Collection entries:
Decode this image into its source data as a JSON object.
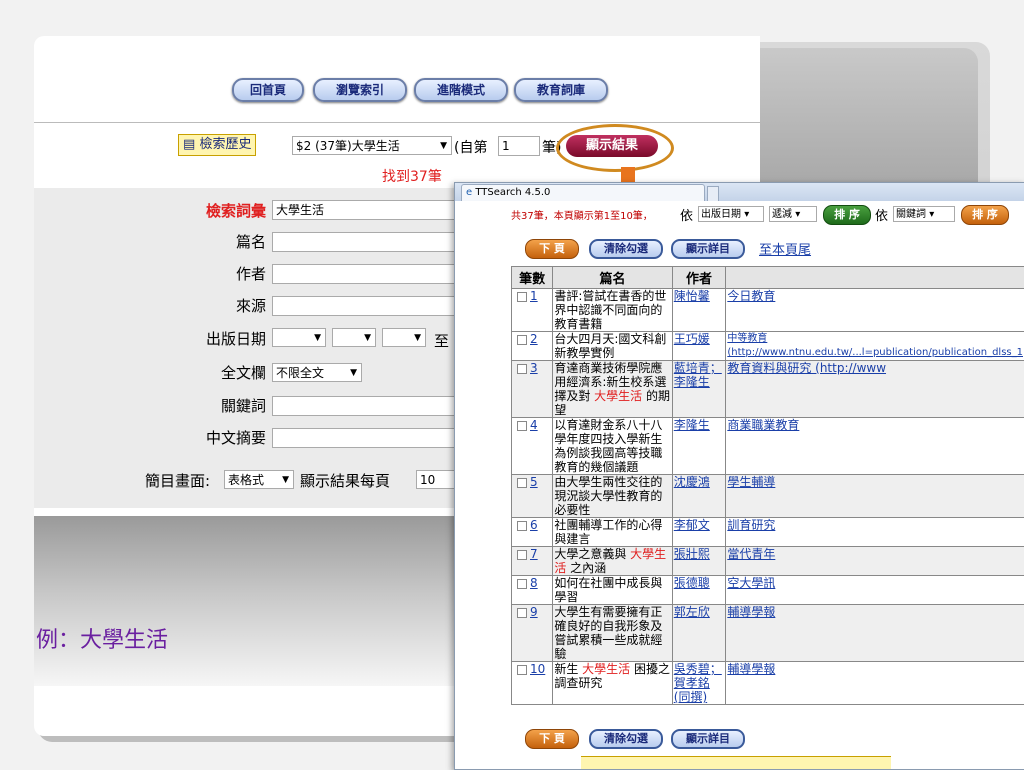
{
  "nav": {
    "home": "回首頁",
    "browse": "瀏覽索引",
    "advanced": "進階模式",
    "thesaurus": "教育詞庫"
  },
  "history": {
    "button": "檢索歷史",
    "selected": "$2 (37筆)大學生活",
    "from_prefix": "(自第",
    "from_value": "1",
    "from_suffix": "筆)",
    "show_button": "顯示結果",
    "found": "找到37筆"
  },
  "form": {
    "term_label": "檢索詞彙",
    "term_value": "大學生活",
    "title_label": "篇名",
    "author_label": "作者",
    "source_label": "來源",
    "date_label": "出版日期",
    "date_to": "至",
    "fulltext_label": "全文欄",
    "fulltext_value": "不限全文",
    "keyword_label": "關鍵詞",
    "abstract_label": "中文摘要",
    "brief_label": "簡目畫面:",
    "brief_value": "表格式",
    "per_page_label": "顯示結果每頁",
    "per_page_value": "10"
  },
  "example": "例：大學生活",
  "popup": {
    "tab": "TTSearch 4.5.0",
    "summary": "共37筆，本頁顯示第1至10筆，",
    "by1": "依",
    "sort_field": "出版日期",
    "sort_order": "遞減",
    "sort_btn": "排 序",
    "by2": "依",
    "sort_field2": "關鍵詞",
    "sort_btn2": "排 序",
    "next_btn": "下 頁",
    "clear_btn": "清除勾選",
    "detail_btn": "顯示詳目",
    "to_page": "至本頁尾",
    "table": {
      "headers": [
        "筆數",
        "篇名",
        "作者",
        ""
      ],
      "rows": [
        {
          "n": "1",
          "title": "書評:嘗試在書香的世界中認識不同面向的教育書籍",
          "author": "陳怡馨",
          "source": "今日教育"
        },
        {
          "n": "2",
          "title": "台大四月天:國文科創新教學實例",
          "author": "王巧媛",
          "source": "中等教育 (http://www.ntnu.edu.tw/...l=publication/publication_dlss_1"
        },
        {
          "n": "3",
          "title": "育達商業技術學院應用經濟系:新生校系選擇及對 大學生活 的期望",
          "author": "藍培青； 李隆生",
          "source": "教育資料與研究 (http://www"
        },
        {
          "n": "4",
          "title": "以育達財金系八十八學年度四技入學新生為例談我國高等技職教育的幾個議題",
          "author": "李隆生",
          "source": "商業職業教育"
        },
        {
          "n": "5",
          "title": "由大學生兩性交往的現況談大學性教育的必要性",
          "author": "沈慶鴻",
          "source": "學生輔導"
        },
        {
          "n": "6",
          "title": "社團輔導工作的心得與建言",
          "author": "李郁文",
          "source": "訓育研究"
        },
        {
          "n": "7",
          "title": "大學之意義與 大學生活 之內涵",
          "author": "張壯熙",
          "source": "當代青年"
        },
        {
          "n": "8",
          "title": "如何在社團中成長與學習",
          "author": "張德聰",
          "source": "空大學訊"
        },
        {
          "n": "9",
          "title": "大學生有需要擁有正確良好的自我形象及嘗試累積一些成就經驗",
          "author": "郭左欣",
          "source": "輔導學報"
        },
        {
          "n": "10",
          "title": "新生 大學生活 困擾之調查研究",
          "author": "吳秀碧； 賀孝銘(同撰)",
          "source": "輔導學報"
        }
      ]
    }
  },
  "colors": {
    "accent": "#e8741e",
    "highlight": "#e02020",
    "example": "#6a1fa0"
  }
}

**Goal of the exercise:**
Generate a word-for-word copy of the preceding records, excluding all pictures.

**Task output:**
Decode this image into its source data as a JSON object.
{
  "nav": {
    "home": "回首頁",
    "browse": "瀏覽索引",
    "advanced": "進階模式",
    "thesaurus": "教育詞庫"
  },
  "history": {
    "button": "檢索歷史",
    "selected": "$2 (37筆)大學生活",
    "from_prefix": "(自第",
    "from_value": "1",
    "from_suffix": "筆)",
    "show_button": "顯示結果",
    "found": "找到37筆"
  },
  "form": {
    "term_label": "檢索詞彙",
    "term_value": "大學生活",
    "title_label": "篇名",
    "author_label": "作者",
    "source_label": "來源",
    "date_label": "出版日期",
    "date_to": "至",
    "fulltext_label": "全文欄",
    "fulltext_value": "不限全文",
    "keyword_label": "關鍵詞",
    "abstract_label": "中文摘要",
    "brief_label": "簡目畫面:",
    "brief_value": "表格式",
    "per_page_label": "顯示結果每頁",
    "per_page_value": "10"
  },
  "example": "例：大學生活",
  "popup": {
    "tab": "TTSearch 4.5.0",
    "summary": "共37筆，本頁顯示第1至10筆，",
    "by1": "依",
    "sort_field": "出版日期",
    "sort_order": "遞減",
    "sort_btn": "排 序",
    "by2": "依",
    "sort_field2": "關鍵詞",
    "sort_btn2": "排 序",
    "next_btn": "下 頁",
    "clear_btn": "清除勾選",
    "detail_btn": "顯示詳目",
    "to_page": "至本頁尾",
    "table": {
      "headers": [
        "筆數",
        "篇名",
        "作者",
        ""
      ],
      "rows": [
        {
          "n": "1",
          "title": "書評:嘗試在書香的世界中認識不同面向的教育書籍",
          "author": "陳怡馨",
          "source": "今日教育"
        },
        {
          "n": "2",
          "title": "台大四月天:國文科創新教學實例",
          "author": "王巧媛",
          "source": "中等教育 (http://www.ntnu.edu.tw/...l=publication/publication_dlss_1"
        },
        {
          "n": "3",
          "title": "育達商業技術學院應用經濟系:新生校系選擇及對 大學生活 的期望",
          "author": "藍培青； 李隆生",
          "source": "教育資料與研究 (http://www"
        },
        {
          "n": "4",
          "title": "以育達財金系八十八學年度四技入學新生為例談我國高等技職教育的幾個議題",
          "author": "李隆生",
          "source": "商業職業教育"
        },
        {
          "n": "5",
          "title": "由大學生兩性交往的現況談大學性教育的必要性",
          "author": "沈慶鴻",
          "source": "學生輔導"
        },
        {
          "n": "6",
          "title": "社團輔導工作的心得與建言",
          "author": "李郁文",
          "source": "訓育研究"
        },
        {
          "n": "7",
          "title": "大學之意義與 大學生活 之內涵",
          "author": "張壯熙",
          "source": "當代青年"
        },
        {
          "n": "8",
          "title": "如何在社團中成長與學習",
          "author": "張德聰",
          "source": "空大學訊"
        },
        {
          "n": "9",
          "title": "大學生有需要擁有正確良好的自我形象及嘗試累積一些成就經驗",
          "author": "郭左欣",
          "source": "輔導學報"
        },
        {
          "n": "10",
          "title": "新生 大學生活 困擾之調查研究",
          "author": "吳秀碧； 賀孝銘(同撰)",
          "source": "輔導學報"
        }
      ]
    }
  },
  "colors": {
    "accent": "#e8741e",
    "highlight": "#e02020",
    "example": "#6a1fa0"
  }
}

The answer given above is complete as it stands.